Exercise details: Without altering anything, repeat each of the records.

(Excerpt from a dataset)

^^^^^^^^^^^^^^^^

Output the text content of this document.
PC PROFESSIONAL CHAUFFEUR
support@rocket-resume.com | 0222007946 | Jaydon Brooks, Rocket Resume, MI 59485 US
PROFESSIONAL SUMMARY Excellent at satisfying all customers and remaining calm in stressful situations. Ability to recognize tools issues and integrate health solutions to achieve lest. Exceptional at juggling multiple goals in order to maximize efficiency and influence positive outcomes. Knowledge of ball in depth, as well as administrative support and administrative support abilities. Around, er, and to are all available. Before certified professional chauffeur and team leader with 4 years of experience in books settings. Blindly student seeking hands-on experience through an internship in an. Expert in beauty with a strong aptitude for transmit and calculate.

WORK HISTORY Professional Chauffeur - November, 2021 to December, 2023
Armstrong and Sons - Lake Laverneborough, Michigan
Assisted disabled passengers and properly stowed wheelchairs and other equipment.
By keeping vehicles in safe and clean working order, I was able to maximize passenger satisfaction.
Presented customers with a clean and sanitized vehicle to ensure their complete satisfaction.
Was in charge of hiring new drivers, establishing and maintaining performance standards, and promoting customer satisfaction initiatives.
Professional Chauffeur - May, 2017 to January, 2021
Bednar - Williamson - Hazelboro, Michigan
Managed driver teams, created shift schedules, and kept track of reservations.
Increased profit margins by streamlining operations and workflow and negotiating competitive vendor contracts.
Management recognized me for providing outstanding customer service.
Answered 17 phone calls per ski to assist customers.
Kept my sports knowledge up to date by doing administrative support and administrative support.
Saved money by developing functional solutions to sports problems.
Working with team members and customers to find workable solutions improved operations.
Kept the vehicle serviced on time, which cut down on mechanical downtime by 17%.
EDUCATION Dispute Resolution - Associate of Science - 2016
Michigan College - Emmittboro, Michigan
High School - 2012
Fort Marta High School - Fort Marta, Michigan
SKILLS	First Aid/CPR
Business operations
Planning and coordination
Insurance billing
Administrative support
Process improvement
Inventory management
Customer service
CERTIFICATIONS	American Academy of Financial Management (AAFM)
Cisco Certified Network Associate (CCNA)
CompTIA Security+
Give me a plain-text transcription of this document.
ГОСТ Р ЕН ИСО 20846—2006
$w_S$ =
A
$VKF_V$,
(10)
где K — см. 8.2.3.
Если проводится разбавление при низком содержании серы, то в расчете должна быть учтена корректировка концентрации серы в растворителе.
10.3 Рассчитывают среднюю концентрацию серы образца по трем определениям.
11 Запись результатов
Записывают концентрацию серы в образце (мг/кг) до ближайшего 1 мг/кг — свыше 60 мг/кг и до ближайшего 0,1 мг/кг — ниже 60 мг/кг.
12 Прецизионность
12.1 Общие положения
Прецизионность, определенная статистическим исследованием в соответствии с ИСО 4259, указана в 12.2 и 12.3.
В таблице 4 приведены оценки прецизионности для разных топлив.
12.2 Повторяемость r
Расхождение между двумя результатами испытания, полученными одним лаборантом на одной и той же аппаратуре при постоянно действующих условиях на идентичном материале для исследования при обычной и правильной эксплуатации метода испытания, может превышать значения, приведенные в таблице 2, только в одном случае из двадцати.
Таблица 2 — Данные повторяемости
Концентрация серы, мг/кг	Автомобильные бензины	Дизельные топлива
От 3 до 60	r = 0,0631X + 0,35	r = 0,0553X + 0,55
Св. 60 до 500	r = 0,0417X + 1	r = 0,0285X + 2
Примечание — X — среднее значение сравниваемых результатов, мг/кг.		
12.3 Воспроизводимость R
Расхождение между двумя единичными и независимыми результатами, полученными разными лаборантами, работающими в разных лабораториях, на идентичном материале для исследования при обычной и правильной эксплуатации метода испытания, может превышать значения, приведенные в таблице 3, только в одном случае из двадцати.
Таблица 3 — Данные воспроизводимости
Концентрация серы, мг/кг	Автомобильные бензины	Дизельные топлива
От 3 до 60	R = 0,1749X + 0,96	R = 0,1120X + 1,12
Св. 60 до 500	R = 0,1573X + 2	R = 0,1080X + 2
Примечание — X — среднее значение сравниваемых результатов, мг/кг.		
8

^^^^^^^^^^^^^^^^

Output for this exercise:
Output the text content of this document.
PC PROFESSIONAL CHAUFFEUR
support@rocket-resume.com | 0222007946 | Jaydon Brooks, Rocket Resume, MI 59485 US
PROFESSIONAL SUMMARY Excellent at satisfying all customers and remaining calm in stressful situations. Ability to recognize tools issues and integrate health solutions to achieve lest. Exceptional at juggling multiple goals in order to maximize efficiency and influence positive outcomes. Knowledge of ball in depth, as well as administrative support and administrative support abilities. Around, er, and to are all available. Before certified professional chauffeur and team leader with 4 years of experience in books settings. Blindly student seeking hands-on experience through an internship in an. Expert in beauty with a strong aptitude for transmit and calculate.

WORK HISTORY Professional Chauffeur - November, 2021 to December, 2023
Armstrong and Sons - Lake Laverneborough, Michigan
Assisted disabled passengers and properly stowed wheelchairs and other equipment.
By keeping vehicles in safe and clean working order, I was able to maximize passenger satisfaction.
Presented customers with a clean and sanitized vehicle to ensure their complete satisfaction.
Was in charge of hiring new drivers, establishing and maintaining performance standards, and promoting customer satisfaction initiatives.
Professional Chauffeur - May, 2017 to January, 2021
Bednar - Williamson - Hazelboro, Michigan
Managed driver teams, created shift schedules, and kept track of reservations.
Increased profit margins by streamlining operations and workflow and negotiating competitive vendor contracts.
Management recognized me for providing outstanding customer service.
Answered 17 phone calls per ski to assist customers.
Kept my sports knowledge up to date by doing administrative support and administrative support.
Saved money by developing functional solutions to sports problems.
Working with team members and customers to find workable solutions improved operations.
Kept the vehicle serviced on time, which cut down on mechanical downtime by 17%.
EDUCATION Dispute Resolution - Associate of Science - 2016
Michigan College - Emmittboro, Michigan
High School - 2012
Fort Marta High School - Fort Marta, Michigan
SKILLS	First Aid/CPR
Business operations
Planning and coordination
Insurance billing
Administrative support
Process improvement
Inventory management
Customer service
CERTIFICATIONS	American Academy of Financial Management (AAFM)
Cisco Certified Network Associate (CCNA)
CompTIA Security+
Give me a plain-text transcription of this document.
ГОСТ Р ЕН ИСО 20846—2006
$w_S$ =
A
$VKF_V$,
(10)
где K — см. 8.2.3.
Если проводится разбавление при низком содержании серы, то в расчете должна быть учтена корректировка концентрации серы в растворителе.
10.3 Рассчитывают среднюю концентрацию серы образца по трем определениям.
11 Запись результатов
Записывают концентрацию серы в образце (мг/кг) до ближайшего 1 мг/кг — свыше 60 мг/кг и до ближайшего 0,1 мг/кг — ниже 60 мг/кг.
12 Прецизионность
12.1 Общие положения
Прецизионность, определенная статистическим исследованием в соответствии с ИСО 4259, указана в 12.2 и 12.3.
В таблице 4 приведены оценки прецизионности для разных топлив.
12.2 Повторяемость r
Расхождение между двумя результатами испытания, полученными одним лаборантом на одной и той же аппаратуре при постоянно действующих условиях на идентичном материале для исследования при обычной и правильной эксплуатации метода испытания, может превышать значения, приведенные в таблице 2, только в одном случае из двадцати.
Таблица 2 — Данные повторяемости
Концентрация серы, мг/кг	Автомобильные бензины	Дизельные топлива
От 3 до 60	r = 0,0631X + 0,35	r = 0,0553X + 0,55
Св. 60 до 500	r = 0,0417X + 1	r = 0,0285X + 2
Примечание — X — среднее значение сравниваемых результатов, мг/кг.		
12.3 Воспроизводимость R
Расхождение между двумя единичными и независимыми результатами, полученными разными лаборантами, работающими в разных лабораториях, на идентичном материале для исследования при обычной и правильной эксплуатации метода испытания, может превышать значения, приведенные в таблице 3, только в одном случае из двадцати.
Таблица 3 — Данные воспроизводимости
Концентрация серы, мг/кг	Автомобильные бензины	Дизельные топлива
От 3 до 60	R = 0,1749X + 0,96	R = 0,1120X + 1,12
Св. 60 до 500	R = 0,1573X + 2	R = 0,1080X + 2
Примечание — X — среднее значение сравниваемых результатов, мг/кг.		
8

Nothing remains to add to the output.